Saved data entries:
%%
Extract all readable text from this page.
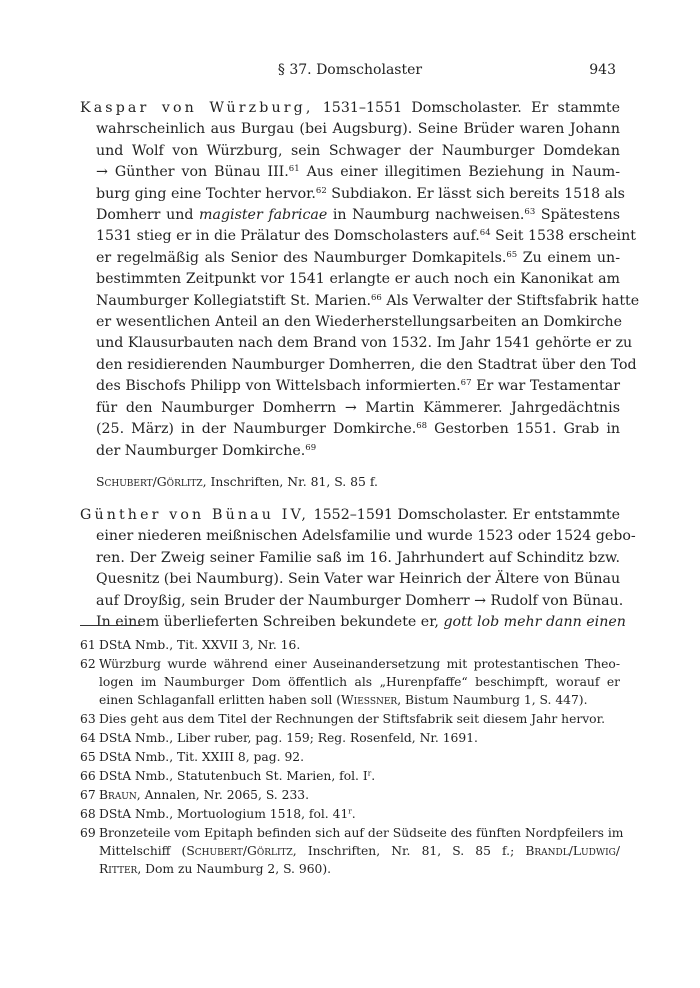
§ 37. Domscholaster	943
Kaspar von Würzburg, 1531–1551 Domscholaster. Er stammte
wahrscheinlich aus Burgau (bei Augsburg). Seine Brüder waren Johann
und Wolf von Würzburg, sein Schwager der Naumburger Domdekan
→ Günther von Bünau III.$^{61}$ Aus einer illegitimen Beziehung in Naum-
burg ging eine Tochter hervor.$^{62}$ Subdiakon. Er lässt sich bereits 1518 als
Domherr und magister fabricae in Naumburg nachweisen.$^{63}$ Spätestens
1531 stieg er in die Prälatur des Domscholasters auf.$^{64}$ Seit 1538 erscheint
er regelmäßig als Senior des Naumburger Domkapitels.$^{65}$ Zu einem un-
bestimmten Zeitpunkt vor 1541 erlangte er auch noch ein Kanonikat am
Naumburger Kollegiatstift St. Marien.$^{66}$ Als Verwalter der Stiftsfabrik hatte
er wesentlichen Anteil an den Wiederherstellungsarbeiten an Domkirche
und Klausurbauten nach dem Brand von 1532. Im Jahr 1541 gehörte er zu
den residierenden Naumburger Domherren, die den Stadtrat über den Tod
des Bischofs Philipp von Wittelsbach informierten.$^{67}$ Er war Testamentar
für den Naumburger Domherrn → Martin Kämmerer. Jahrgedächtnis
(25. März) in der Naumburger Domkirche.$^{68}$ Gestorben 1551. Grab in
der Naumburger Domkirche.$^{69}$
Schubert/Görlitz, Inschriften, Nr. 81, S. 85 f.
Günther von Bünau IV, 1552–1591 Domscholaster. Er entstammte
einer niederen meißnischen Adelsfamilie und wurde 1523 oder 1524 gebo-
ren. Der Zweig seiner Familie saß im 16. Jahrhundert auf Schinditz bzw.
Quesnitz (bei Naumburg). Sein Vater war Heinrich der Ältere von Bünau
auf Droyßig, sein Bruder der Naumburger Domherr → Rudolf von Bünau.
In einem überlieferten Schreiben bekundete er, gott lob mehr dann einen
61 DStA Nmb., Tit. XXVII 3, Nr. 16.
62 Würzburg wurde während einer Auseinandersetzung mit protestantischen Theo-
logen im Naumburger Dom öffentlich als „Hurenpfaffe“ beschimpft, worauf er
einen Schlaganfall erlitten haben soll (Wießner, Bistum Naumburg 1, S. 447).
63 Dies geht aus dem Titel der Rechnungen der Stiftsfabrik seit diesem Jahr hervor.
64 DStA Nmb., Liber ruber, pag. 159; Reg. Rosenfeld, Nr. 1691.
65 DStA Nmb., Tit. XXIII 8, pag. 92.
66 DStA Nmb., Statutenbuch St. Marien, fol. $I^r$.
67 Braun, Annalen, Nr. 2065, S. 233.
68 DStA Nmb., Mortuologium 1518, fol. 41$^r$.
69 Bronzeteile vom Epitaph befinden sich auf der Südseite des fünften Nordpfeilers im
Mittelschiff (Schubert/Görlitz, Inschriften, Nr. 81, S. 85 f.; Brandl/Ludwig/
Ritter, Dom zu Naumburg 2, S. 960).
%%
Objective: Gather each line of the records holding the string "Görlitz".

Solution below:
Schubert/Görlitz, Inschriften, Nr. 81, S. 85 f.
Mittelschiff (Schubert/Görlitz, Inschriften, Nr. 81, S. 85 f.; Brandl/Ludwig/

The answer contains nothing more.